● **Work item**: Every single line below has to be printed once more, exactly.

● **Extracted records**:
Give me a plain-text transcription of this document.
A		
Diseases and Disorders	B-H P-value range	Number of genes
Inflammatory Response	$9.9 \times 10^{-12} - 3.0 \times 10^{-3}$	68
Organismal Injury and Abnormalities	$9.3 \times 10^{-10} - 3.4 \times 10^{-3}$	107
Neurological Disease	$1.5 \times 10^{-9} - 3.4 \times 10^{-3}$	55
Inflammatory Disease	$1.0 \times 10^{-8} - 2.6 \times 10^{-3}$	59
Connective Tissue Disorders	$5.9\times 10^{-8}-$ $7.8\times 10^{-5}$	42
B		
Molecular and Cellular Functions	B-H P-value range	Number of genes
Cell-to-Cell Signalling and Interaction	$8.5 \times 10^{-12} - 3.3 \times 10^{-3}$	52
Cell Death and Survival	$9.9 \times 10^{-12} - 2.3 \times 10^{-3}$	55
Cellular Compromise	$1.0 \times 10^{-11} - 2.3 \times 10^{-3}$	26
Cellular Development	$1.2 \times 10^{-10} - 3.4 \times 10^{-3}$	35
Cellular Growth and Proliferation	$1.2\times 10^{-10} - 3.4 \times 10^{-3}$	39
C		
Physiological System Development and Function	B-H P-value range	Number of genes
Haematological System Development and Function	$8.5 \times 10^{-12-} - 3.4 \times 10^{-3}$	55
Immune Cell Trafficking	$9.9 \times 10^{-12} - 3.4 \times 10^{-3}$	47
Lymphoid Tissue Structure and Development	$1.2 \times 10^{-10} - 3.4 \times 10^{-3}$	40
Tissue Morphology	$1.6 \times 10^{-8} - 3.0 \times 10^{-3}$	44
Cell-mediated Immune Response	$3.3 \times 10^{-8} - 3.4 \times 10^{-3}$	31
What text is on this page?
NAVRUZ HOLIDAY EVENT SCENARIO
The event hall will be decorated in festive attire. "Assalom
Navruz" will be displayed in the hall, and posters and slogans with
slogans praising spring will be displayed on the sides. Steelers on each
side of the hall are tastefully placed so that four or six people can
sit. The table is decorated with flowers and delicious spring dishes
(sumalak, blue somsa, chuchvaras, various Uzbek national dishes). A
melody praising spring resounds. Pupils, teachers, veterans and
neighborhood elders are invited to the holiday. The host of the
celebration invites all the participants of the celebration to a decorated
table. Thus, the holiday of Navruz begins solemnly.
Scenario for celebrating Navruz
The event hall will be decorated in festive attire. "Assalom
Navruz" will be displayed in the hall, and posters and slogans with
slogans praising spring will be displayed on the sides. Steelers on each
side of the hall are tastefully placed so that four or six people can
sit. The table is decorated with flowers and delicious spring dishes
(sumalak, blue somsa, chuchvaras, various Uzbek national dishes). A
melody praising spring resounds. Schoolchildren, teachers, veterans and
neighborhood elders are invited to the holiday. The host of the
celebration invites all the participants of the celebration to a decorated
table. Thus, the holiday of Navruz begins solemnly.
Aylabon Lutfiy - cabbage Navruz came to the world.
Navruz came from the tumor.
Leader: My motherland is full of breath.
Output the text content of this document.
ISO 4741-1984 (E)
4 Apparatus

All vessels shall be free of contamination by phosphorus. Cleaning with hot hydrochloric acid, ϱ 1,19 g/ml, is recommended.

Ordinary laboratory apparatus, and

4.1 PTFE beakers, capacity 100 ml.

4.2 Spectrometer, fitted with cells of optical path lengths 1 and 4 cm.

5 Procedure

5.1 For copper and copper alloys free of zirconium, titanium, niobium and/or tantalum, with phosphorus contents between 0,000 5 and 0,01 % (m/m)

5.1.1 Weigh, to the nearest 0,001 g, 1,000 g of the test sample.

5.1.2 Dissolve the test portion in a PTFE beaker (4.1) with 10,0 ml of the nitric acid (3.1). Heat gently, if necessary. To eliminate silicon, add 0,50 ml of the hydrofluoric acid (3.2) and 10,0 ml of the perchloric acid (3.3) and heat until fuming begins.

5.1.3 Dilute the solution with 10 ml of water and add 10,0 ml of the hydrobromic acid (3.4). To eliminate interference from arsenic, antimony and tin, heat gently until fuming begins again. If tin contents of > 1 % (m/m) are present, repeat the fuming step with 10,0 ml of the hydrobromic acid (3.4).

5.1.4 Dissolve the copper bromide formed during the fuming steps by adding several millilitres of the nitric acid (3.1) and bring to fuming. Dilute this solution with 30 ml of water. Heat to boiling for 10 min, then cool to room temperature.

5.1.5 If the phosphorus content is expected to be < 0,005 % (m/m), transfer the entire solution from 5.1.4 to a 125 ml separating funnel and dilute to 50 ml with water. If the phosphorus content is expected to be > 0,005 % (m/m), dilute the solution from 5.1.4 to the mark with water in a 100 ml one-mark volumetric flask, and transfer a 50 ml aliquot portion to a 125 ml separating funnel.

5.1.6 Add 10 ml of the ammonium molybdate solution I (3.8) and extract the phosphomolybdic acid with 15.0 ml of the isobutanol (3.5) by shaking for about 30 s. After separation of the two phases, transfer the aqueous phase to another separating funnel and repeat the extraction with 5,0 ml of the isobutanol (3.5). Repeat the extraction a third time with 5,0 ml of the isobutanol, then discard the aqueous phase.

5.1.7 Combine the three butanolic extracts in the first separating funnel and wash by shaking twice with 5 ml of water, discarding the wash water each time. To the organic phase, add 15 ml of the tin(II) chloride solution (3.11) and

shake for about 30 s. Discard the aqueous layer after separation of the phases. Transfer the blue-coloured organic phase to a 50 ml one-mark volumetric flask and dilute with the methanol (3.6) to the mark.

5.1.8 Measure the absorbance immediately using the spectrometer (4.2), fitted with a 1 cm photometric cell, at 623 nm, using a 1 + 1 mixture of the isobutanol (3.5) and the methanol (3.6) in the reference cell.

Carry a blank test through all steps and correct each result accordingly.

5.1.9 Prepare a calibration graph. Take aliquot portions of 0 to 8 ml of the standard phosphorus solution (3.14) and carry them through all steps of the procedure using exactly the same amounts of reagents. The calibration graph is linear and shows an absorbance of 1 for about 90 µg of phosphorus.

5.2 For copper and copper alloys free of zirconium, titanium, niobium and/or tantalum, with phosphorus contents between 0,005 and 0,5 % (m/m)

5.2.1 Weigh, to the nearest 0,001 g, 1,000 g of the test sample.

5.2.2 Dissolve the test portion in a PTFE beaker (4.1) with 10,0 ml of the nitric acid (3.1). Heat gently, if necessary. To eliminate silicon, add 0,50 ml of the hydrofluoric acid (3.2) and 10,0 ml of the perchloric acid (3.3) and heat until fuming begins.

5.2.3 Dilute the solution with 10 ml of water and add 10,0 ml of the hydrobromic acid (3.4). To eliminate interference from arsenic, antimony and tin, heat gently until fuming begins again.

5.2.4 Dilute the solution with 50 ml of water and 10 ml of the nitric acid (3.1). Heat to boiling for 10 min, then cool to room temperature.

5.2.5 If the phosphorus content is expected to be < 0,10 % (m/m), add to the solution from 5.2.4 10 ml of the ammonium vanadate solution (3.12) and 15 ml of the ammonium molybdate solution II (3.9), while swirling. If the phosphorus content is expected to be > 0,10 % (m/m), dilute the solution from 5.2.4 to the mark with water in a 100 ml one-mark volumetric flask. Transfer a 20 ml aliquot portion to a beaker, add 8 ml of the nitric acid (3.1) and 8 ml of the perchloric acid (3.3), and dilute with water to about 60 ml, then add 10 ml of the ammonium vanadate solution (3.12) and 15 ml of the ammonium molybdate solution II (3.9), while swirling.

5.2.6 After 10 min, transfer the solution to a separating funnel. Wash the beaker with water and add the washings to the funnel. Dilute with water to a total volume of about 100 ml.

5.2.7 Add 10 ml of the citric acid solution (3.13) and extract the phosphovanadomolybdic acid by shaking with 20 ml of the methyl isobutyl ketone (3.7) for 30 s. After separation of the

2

● **Exercise response**:
Give me a plain-text transcription of this document.
A		
Diseases and Disorders	B-H P-value range	Number of genes
Inflammatory Response	$9.9 \times 10^{-12} - 3.0 \times 10^{-3}$	68
Organismal Injury and Abnormalities	$9.3 \times 10^{-10} - 3.4 \times 10^{-3}$	107
Neurological Disease	$1.5 \times 10^{-9} - 3.4 \times 10^{-3}$	55
Inflammatory Disease	$1.0 \times 10^{-8} - 2.6 \times 10^{-3}$	59
Connective Tissue Disorders	$5.9\times 10^{-8}-$ $7.8\times 10^{-5}$	42
B		
Molecular and Cellular Functions	B-H P-value range	Number of genes
Cell-to-Cell Signalling and Interaction	$8.5 \times 10^{-12} - 3.3 \times 10^{-3}$	52
Cell Death and Survival	$9.9 \times 10^{-12} - 2.3 \times 10^{-3}$	55
Cellular Compromise	$1.0 \times 10^{-11} - 2.3 \times 10^{-3}$	26
Cellular Development	$1.2 \times 10^{-10} - 3.4 \times 10^{-3}$	35
Cellular Growth and Proliferation	$1.2\times 10^{-10} - 3.4 \times 10^{-3}$	39
C		
Physiological System Development and Function	B-H P-value range	Number of genes
Haematological System Development and Function	$8.5 \times 10^{-12-} - 3.4 \times 10^{-3}$	55
Immune Cell Trafficking	$9.9 \times 10^{-12} - 3.4 \times 10^{-3}$	47
Lymphoid Tissue Structure and Development	$1.2 \times 10^{-10} - 3.4 \times 10^{-3}$	40
Tissue Morphology	$1.6 \times 10^{-8} - 3.0 \times 10^{-3}$	44
Cell-mediated Immune Response	$3.3 \times 10^{-8} - 3.4 \times 10^{-3}$	31
What text is on this page?
NAVRUZ HOLIDAY EVENT SCENARIO
The event hall will be decorated in festive attire. "Assalom
Navruz" will be displayed in the hall, and posters and slogans with
slogans praising spring will be displayed on the sides. Steelers on each
side of the hall are tastefully placed so that four or six people can
sit. The table is decorated with flowers and delicious spring dishes
(sumalak, blue somsa, chuchvaras, various Uzbek national dishes). A
melody praising spring resounds. Pupils, teachers, veterans and
neighborhood elders are invited to the holiday. The host of the
celebration invites all the participants of the celebration to a decorated
table. Thus, the holiday of Navruz begins solemnly.
Scenario for celebrating Navruz
The event hall will be decorated in festive attire. "Assalom
Navruz" will be displayed in the hall, and posters and slogans with
slogans praising spring will be displayed on the sides. Steelers on each
side of the hall are tastefully placed so that four or six people can
sit. The table is decorated with flowers and delicious spring dishes
(sumalak, blue somsa, chuchvaras, various Uzbek national dishes). A
melody praising spring resounds. Schoolchildren, teachers, veterans and
neighborhood elders are invited to the holiday. The host of the
celebration invites all the participants of the celebration to a decorated
table. Thus, the holiday of Navruz begins solemnly.
Aylabon Lutfiy - cabbage Navruz came to the world.
Navruz came from the tumor.
Leader: My motherland is full of breath.
Output the text content of this document.
ISO 4741-1984 (E)
4 Apparatus

All vessels shall be free of contamination by phosphorus. Cleaning with hot hydrochloric acid, ϱ 1,19 g/ml, is recommended.

Ordinary laboratory apparatus, and

4.1 PTFE beakers, capacity 100 ml.

4.2 Spectrometer, fitted with cells of optical path lengths 1 and 4 cm.

5 Procedure

5.1 For copper and copper alloys free of zirconium, titanium, niobium and/or tantalum, with phosphorus contents between 0,000 5 and 0,01 % (m/m)

5.1.1 Weigh, to the nearest 0,001 g, 1,000 g of the test sample.

5.1.2 Dissolve the test portion in a PTFE beaker (4.1) with 10,0 ml of the nitric acid (3.1). Heat gently, if necessary. To eliminate silicon, add 0,50 ml of the hydrofluoric acid (3.2) and 10,0 ml of the perchloric acid (3.3) and heat until fuming begins.

5.1.3 Dilute the solution with 10 ml of water and add 10,0 ml of the hydrobromic acid (3.4). To eliminate interference from arsenic, antimony and tin, heat gently until fuming begins again. If tin contents of > 1 % (m/m) are present, repeat the fuming step with 10,0 ml of the hydrobromic acid (3.4).

5.1.4 Dissolve the copper bromide formed during the fuming steps by adding several millilitres of the nitric acid (3.1) and bring to fuming. Dilute this solution with 30 ml of water. Heat to boiling for 10 min, then cool to room temperature.

5.1.5 If the phosphorus content is expected to be < 0,005 % (m/m), transfer the entire solution from 5.1.4 to a 125 ml separating funnel and dilute to 50 ml with water. If the phosphorus content is expected to be > 0,005 % (m/m), dilute the solution from 5.1.4 to the mark with water in a 100 ml one-mark volumetric flask, and transfer a 50 ml aliquot portion to a 125 ml separating funnel.

5.1.6 Add 10 ml of the ammonium molybdate solution I (3.8) and extract the phosphomolybdic acid with 15.0 ml of the isobutanol (3.5) by shaking for about 30 s. After separation of the two phases, transfer the aqueous phase to another separating funnel and repeat the extraction with 5,0 ml of the isobutanol (3.5). Repeat the extraction a third time with 5,0 ml of the isobutanol, then discard the aqueous phase.

5.1.7 Combine the three butanolic extracts in the first separating funnel and wash by shaking twice with 5 ml of water, discarding the wash water each time. To the organic phase, add 15 ml of the tin(II) chloride solution (3.11) and

shake for about 30 s. Discard the aqueous layer after separation of the phases. Transfer the blue-coloured organic phase to a 50 ml one-mark volumetric flask and dilute with the methanol (3.6) to the mark.

5.1.8 Measure the absorbance immediately using the spectrometer (4.2), fitted with a 1 cm photometric cell, at 623 nm, using a 1 + 1 mixture of the isobutanol (3.5) and the methanol (3.6) in the reference cell.

Carry a blank test through all steps and correct each result accordingly.

5.1.9 Prepare a calibration graph. Take aliquot portions of 0 to 8 ml of the standard phosphorus solution (3.14) and carry them through all steps of the procedure using exactly the same amounts of reagents. The calibration graph is linear and shows an absorbance of 1 for about 90 µg of phosphorus.

5.2 For copper and copper alloys free of zirconium, titanium, niobium and/or tantalum, with phosphorus contents between 0,005 and 0,5 % (m/m)

5.2.1 Weigh, to the nearest 0,001 g, 1,000 g of the test sample.

5.2.2 Dissolve the test portion in a PTFE beaker (4.1) with 10,0 ml of the nitric acid (3.1). Heat gently, if necessary. To eliminate silicon, add 0,50 ml of the hydrofluoric acid (3.2) and 10,0 ml of the perchloric acid (3.3) and heat until fuming begins.

5.2.3 Dilute the solution with 10 ml of water and add 10,0 ml of the hydrobromic acid (3.4). To eliminate interference from arsenic, antimony and tin, heat gently until fuming begins again.

5.2.4 Dilute the solution with 50 ml of water and 10 ml of the nitric acid (3.1). Heat to boiling for 10 min, then cool to room temperature.

5.2.5 If the phosphorus content is expected to be < 0,10 % (m/m), add to the solution from 5.2.4 10 ml of the ammonium vanadate solution (3.12) and 15 ml of the ammonium molybdate solution II (3.9), while swirling. If the phosphorus content is expected to be > 0,10 % (m/m), dilute the solution from 5.2.4 to the mark with water in a 100 ml one-mark volumetric flask. Transfer a 20 ml aliquot portion to a beaker, add 8 ml of the nitric acid (3.1) and 8 ml of the perchloric acid (3.3), and dilute with water to about 60 ml, then add 10 ml of the ammonium vanadate solution (3.12) and 15 ml of the ammonium molybdate solution II (3.9), while swirling.

5.2.6 After 10 min, transfer the solution to a separating funnel. Wash the beaker with water and add the washings to the funnel. Dilute with water to a total volume of about 100 ml.

5.2.7 Add 10 ml of the citric acid solution (3.13) and extract the phosphovanadomolybdic acid by shaking with 20 ml of the methyl isobutyl ketone (3.7) for 30 s. After separation of the

2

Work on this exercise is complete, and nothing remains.